start
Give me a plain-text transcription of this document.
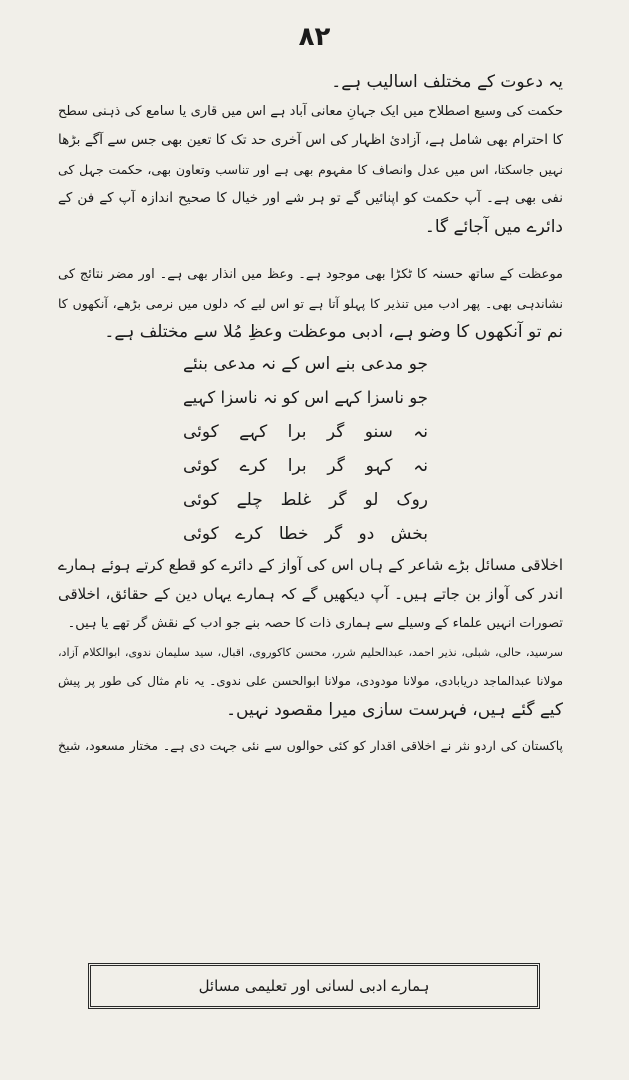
۸۲
یہ دعوت کے مختلف اسالیب ہے۔
حکمت کی وسیع اصطلاح میں ایک جہانِ معانی آباد ہے اس میں قاری یا سامع کی ذہنی سطح
کا احترام بھی شامل ہے، آزادیٔ اظہار کی اس آخری حد تک کا تعین بھی جس سے آگے بڑھا
نہیں جاسکتا، اس میں عدل وانصاف کا مفہوم بھی ہے اور تناسب وتعاون بھی، حکمت جہل کی
نفی بھی ہے۔ آپ حکمت کو اپنائیں گے تو ہر شے اور خیال کا صحیح اندازہ آپ کے فن کے
دائرے میں آجائے گا۔
موعظت کے ساتھ حسنہ کا ٹکڑا بھی موجود ہے۔ وعظ میں انذار بھی ہے۔ اور مضر نتائج کی
نشاندہی بھی۔ پھر ادب میں تنذیر کا پہلو آتا ہے تو اس لیے کہ دلوں میں نرمی بڑھے، آنکھوں کا
نم تو آنکھوں کا وضو ہے، ادبی موعظت وعظِ مُلا سے مختلف ہے۔
جو مدعی بنے اس کے نہ مدعی بنئے
جو ناسزا کہے اس کو نہ ناسزا کہیے
نہ سنو گر برا کہے کوئی
نہ کہو گر برا کرے کوئی
روک لو گر غلط چلے کوئی
بخش دو گر خطا کرے کوئی
اخلاقی مسائل بڑے شاعر کے ہاں اس کی آواز کے دائرے کو قطع کرتے ہوئے ہمارے
اندر کی آواز بن جاتے ہیں۔ آپ دیکھیں گے کہ ہمارے یہاں دین کے حقائق، اخلاقی
تصورات انہیں علماء کے وسیلے سے ہماری ذات کا حصہ بنے جو ادب کے نقش گر تھے یا ہیں۔
سرسید، حالی، شبلی، نذیر احمد، عبدالحلیم شرر، محسن کاکوروی، اقبال، سید سلیمان ندوی، ابوالکلام آزاد،
مولانا عبدالماجد دریابادی، مولانا مودودی، مولانا ابوالحسن علی ندوی۔ یہ نام مثال کی طور پر پیش
کیے گئے ہیں، فہرست سازی میرا مقصود نہیں۔
پاکستان کی اردو نثر نے اخلاقی اقدار کو کئی حوالوں سے نئی جہت دی ہے۔ مختار مسعود، شیخ
ہمارے ادبی لسانی اور تعلیمی مسائل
end
▶ Exercise brief: Gather each line from the entries above that includes the word "مختلف".

▶ Solution below:
یہ دعوت کے مختلف اسالیب ہے۔
نم تو آنکھوں کا وضو ہے، ادبی موعظت وعظِ مُلا سے مختلف ہے۔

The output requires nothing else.